EXERCISE INSTRUCTIONS -> Give the number of lines containing the word "name", and nothing else.

[start]

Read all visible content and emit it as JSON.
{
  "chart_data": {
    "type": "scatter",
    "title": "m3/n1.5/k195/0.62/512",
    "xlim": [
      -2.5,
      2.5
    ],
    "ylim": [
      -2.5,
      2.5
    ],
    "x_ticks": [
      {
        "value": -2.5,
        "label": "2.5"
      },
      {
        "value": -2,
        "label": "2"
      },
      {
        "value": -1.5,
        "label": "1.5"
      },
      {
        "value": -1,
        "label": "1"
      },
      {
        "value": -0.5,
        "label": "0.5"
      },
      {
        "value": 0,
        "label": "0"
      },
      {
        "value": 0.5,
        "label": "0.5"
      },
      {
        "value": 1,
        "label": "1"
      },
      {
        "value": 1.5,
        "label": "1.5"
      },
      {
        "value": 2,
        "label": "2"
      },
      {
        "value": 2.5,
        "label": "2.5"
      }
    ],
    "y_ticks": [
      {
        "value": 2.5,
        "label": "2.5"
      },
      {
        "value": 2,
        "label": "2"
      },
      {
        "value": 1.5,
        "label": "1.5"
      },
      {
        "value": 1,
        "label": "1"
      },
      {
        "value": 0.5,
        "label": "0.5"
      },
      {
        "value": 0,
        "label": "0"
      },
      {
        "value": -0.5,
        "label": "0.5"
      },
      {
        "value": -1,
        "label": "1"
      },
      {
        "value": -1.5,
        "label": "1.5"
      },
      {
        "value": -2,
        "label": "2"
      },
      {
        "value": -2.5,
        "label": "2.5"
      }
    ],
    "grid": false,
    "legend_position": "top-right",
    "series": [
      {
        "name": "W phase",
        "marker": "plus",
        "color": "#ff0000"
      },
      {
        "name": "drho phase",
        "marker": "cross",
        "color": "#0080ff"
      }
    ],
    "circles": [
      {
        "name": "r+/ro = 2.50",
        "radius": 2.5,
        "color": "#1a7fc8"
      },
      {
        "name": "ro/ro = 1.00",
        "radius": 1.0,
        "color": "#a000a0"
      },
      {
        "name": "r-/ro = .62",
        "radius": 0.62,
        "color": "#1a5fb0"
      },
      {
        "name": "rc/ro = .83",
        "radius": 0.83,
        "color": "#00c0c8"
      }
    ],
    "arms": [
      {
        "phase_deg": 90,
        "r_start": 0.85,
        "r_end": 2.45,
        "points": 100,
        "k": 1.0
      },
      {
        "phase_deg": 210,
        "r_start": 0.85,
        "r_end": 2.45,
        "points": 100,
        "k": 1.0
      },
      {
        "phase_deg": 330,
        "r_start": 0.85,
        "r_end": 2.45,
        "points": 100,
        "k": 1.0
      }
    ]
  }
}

[end]

EXERCISE OUTPUT -> 6